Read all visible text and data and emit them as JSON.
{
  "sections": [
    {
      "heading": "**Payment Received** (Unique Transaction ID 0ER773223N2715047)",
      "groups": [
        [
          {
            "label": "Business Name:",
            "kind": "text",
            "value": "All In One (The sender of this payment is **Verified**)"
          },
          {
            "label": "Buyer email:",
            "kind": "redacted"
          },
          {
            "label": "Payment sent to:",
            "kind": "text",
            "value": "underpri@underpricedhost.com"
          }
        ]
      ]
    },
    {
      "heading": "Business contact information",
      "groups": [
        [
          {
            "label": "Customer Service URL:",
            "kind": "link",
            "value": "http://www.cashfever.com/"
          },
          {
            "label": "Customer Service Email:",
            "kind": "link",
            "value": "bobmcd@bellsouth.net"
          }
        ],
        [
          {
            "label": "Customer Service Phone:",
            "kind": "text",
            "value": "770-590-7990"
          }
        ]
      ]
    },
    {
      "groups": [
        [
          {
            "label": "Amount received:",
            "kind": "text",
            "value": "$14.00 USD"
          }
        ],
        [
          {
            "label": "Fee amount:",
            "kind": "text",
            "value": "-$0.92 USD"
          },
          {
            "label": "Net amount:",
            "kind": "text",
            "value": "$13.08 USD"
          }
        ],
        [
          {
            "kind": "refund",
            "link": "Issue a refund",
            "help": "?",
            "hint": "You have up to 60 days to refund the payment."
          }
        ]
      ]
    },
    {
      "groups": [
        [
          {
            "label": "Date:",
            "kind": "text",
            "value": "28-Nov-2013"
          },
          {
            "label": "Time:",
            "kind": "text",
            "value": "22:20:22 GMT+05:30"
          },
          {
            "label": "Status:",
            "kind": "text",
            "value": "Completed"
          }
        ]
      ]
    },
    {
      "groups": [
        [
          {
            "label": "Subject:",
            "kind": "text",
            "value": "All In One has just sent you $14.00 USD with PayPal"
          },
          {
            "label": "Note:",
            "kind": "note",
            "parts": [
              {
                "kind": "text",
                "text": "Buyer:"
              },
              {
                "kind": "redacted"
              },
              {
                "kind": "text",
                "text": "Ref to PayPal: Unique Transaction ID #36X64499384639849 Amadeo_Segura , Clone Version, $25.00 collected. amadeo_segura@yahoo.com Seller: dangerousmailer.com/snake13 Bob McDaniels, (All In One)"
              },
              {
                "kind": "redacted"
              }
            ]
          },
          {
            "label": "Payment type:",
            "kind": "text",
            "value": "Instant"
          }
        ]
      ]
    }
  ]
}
-.-.-
To be done> Return all of the entries exactly as written.

Exercise response>
Read all visible text and data and emit them as JSON.
{
  "sections": [
    {
      "heading": "**Payment Received** (Unique Transaction ID 0ER773223N2715047)",
      "groups": [
        [
          {
            "label": "Business Name:",
            "kind": "text",
            "value": "All In One (The sender of this payment is **Verified**)"
          },
          {
            "label": "Buyer email:",
            "kind": "redacted"
          },
          {
            "label": "Payment sent to:",
            "kind": "text",
            "value": "underpri@underpricedhost.com"
          }
        ]
      ]
    },
    {
      "heading": "Business contact information",
      "groups": [
        [
          {
            "label": "Customer Service URL:",
            "kind": "link",
            "value": "http://www.cashfever.com/"
          },
          {
            "label": "Customer Service Email:",
            "kind": "link",
            "value": "bobmcd@bellsouth.net"
          }
        ],
        [
          {
            "label": "Customer Service Phone:",
            "kind": "text",
            "value": "770-590-7990"
          }
        ]
      ]
    },
    {
      "groups": [
        [
          {
            "label": "Amount received:",
            "kind": "text",
            "value": "$14.00 USD"
          }
        ],
        [
          {
            "label": "Fee amount:",
            "kind": "text",
            "value": "-$0.92 USD"
          },
          {
            "label": "Net amount:",
            "kind": "text",
            "value": "$13.08 USD"
          }
        ],
        [
          {
            "kind": "refund",
            "link": "Issue a refund",
            "help": "?",
            "hint": "You have up to 60 days to refund the payment."
          }
        ]
      ]
    },
    {
      "groups": [
        [
          {
            "label": "Date:",
            "kind": "text",
            "value": "28-Nov-2013"
          },
          {
            "label": "Time:",
            "kind": "text",
            "value": "22:20:22 GMT+05:30"
          },
          {
            "label": "Status:",
            "kind": "text",
            "value": "Completed"
          }
        ]
      ]
    },
    {
      "groups": [
        [
          {
            "label": "Subject:",
            "kind": "text",
            "value": "All In One has just sent you $14.00 USD with PayPal"
          },
          {
            "label": "Note:",
            "kind": "note",
            "parts": [
              {
                "kind": "text",
                "text": "Buyer:"
              },
              {
                "kind": "redacted"
              },
              {
                "kind": "text",
                "text": "Ref to PayPal: Unique Transaction ID #36X64499384639849 Amadeo_Segura , Clone Version, $25.00 collected. amadeo_segura@yahoo.com Seller: dangerousmailer.com/snake13 Bob McDaniels, (All In One)"
              },
              {
                "kind": "redacted"
              }
            ]
          },
          {
            "label": "Payment type:",
            "kind": "text",
            "value": "Instant"
          }
        ]
      ]
    }
  ]
}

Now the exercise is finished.